**EXERCISE DETAILS:** Provide the data again in its entirety, exactly as given.

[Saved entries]
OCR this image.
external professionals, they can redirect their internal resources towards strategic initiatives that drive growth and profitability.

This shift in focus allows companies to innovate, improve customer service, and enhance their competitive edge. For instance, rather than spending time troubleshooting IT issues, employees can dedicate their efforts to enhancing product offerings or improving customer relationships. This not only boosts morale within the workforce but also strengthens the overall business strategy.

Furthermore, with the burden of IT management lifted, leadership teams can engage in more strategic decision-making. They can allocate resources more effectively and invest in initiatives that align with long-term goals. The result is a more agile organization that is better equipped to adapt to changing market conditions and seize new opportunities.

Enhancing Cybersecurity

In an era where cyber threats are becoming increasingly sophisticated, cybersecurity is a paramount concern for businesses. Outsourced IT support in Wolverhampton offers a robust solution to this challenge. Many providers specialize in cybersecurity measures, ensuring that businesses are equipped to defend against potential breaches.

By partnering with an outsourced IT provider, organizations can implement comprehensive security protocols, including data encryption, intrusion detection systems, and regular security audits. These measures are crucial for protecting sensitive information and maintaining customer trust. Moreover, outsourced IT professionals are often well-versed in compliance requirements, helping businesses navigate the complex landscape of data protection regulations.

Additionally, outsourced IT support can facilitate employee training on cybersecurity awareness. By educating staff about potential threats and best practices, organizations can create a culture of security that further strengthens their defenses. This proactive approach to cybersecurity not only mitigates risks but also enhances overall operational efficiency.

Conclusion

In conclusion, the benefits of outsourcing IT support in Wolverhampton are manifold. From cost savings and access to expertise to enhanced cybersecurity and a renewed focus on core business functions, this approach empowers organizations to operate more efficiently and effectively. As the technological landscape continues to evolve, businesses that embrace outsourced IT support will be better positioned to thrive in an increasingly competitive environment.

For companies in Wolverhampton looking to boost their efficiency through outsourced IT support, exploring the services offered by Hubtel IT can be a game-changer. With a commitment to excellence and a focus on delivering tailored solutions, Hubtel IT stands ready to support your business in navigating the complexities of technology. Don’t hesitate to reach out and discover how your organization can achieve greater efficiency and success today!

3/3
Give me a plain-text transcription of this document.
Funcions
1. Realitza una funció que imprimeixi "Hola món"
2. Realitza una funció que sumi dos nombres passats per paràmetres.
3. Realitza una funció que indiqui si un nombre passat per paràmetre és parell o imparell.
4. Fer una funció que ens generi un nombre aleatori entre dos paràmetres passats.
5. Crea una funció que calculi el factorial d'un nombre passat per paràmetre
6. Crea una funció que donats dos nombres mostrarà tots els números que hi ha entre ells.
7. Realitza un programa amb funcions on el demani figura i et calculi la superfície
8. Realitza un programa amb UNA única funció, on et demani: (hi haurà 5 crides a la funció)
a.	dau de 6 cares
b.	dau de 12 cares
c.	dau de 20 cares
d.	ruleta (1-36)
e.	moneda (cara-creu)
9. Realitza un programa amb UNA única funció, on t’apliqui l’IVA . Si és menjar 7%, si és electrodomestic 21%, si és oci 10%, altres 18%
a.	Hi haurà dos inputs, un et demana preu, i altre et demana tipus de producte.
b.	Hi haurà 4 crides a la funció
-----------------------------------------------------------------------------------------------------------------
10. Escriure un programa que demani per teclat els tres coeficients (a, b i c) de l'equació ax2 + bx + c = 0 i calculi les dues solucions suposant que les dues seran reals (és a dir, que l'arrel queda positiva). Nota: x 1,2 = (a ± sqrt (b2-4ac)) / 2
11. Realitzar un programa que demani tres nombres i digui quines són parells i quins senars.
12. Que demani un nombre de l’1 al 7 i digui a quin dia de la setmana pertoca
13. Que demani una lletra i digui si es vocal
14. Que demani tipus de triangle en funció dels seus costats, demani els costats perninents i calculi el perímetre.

**RESPONSE:**
OCR this image.
external professionals, they can redirect their internal resources towards strategic initiatives that drive growth and profitability.

This shift in focus allows companies to innovate, improve customer service, and enhance their competitive edge. For instance, rather than spending time troubleshooting IT issues, employees can dedicate their efforts to enhancing product offerings or improving customer relationships. This not only boosts morale within the workforce but also strengthens the overall business strategy.

Furthermore, with the burden of IT management lifted, leadership teams can engage in more strategic decision-making. They can allocate resources more effectively and invest in initiatives that align with long-term goals. The result is a more agile organization that is better equipped to adapt to changing market conditions and seize new opportunities.

Enhancing Cybersecurity

In an era where cyber threats are becoming increasingly sophisticated, cybersecurity is a paramount concern for businesses. Outsourced IT support in Wolverhampton offers a robust solution to this challenge. Many providers specialize in cybersecurity measures, ensuring that businesses are equipped to defend against potential breaches.

By partnering with an outsourced IT provider, organizations can implement comprehensive security protocols, including data encryption, intrusion detection systems, and regular security audits. These measures are crucial for protecting sensitive information and maintaining customer trust. Moreover, outsourced IT professionals are often well-versed in compliance requirements, helping businesses navigate the complex landscape of data protection regulations.

Additionally, outsourced IT support can facilitate employee training on cybersecurity awareness. By educating staff about potential threats and best practices, organizations can create a culture of security that further strengthens their defenses. This proactive approach to cybersecurity not only mitigates risks but also enhances overall operational efficiency.

Conclusion

In conclusion, the benefits of outsourcing IT support in Wolverhampton are manifold. From cost savings and access to expertise to enhanced cybersecurity and a renewed focus on core business functions, this approach empowers organizations to operate more efficiently and effectively. As the technological landscape continues to evolve, businesses that embrace outsourced IT support will be better positioned to thrive in an increasingly competitive environment.

For companies in Wolverhampton looking to boost their efficiency through outsourced IT support, exploring the services offered by Hubtel IT can be a game-changer. With a commitment to excellence and a focus on delivering tailored solutions, Hubtel IT stands ready to support your business in navigating the complexities of technology. Don’t hesitate to reach out and discover how your organization can achieve greater efficiency and success today!

3/3
Give me a plain-text transcription of this document.
Funcions
1. Realitza una funció que imprimeixi "Hola món"
2. Realitza una funció que sumi dos nombres passats per paràmetres.
3. Realitza una funció que indiqui si un nombre passat per paràmetre és parell o imparell.
4. Fer una funció que ens generi un nombre aleatori entre dos paràmetres passats.
5. Crea una funció que calculi el factorial d'un nombre passat per paràmetre
6. Crea una funció que donats dos nombres mostrarà tots els números que hi ha entre ells.
7. Realitza un programa amb funcions on el demani figura i et calculi la superfície
8. Realitza un programa amb UNA única funció, on et demani: (hi haurà 5 crides a la funció)
a.	dau de 6 cares
b.	dau de 12 cares
c.	dau de 20 cares
d.	ruleta (1-36)
e.	moneda (cara-creu)
9. Realitza un programa amb UNA única funció, on t’apliqui l’IVA . Si és menjar 7%, si és electrodomestic 21%, si és oci 10%, altres 18%
a.	Hi haurà dos inputs, un et demana preu, i altre et demana tipus de producte.
b.	Hi haurà 4 crides a la funció
-----------------------------------------------------------------------------------------------------------------
10. Escriure un programa que demani per teclat els tres coeficients (a, b i c) de l'equació ax2 + bx + c = 0 i calculi les dues solucions suposant que les dues seran reals (és a dir, que l'arrel queda positiva). Nota: x 1,2 = (a ± sqrt (b2-4ac)) / 2
11. Realitzar un programa que demani tres nombres i digui quines són parells i quins senars.
12. Que demani un nombre de l’1 al 7 i digui a quin dia de la setmana pertoca
13. Que demani una lletra i digui si es vocal
14. Que demani tipus de triangle en funció dels seus costats, demani els costats perninents i calculi el perímetre.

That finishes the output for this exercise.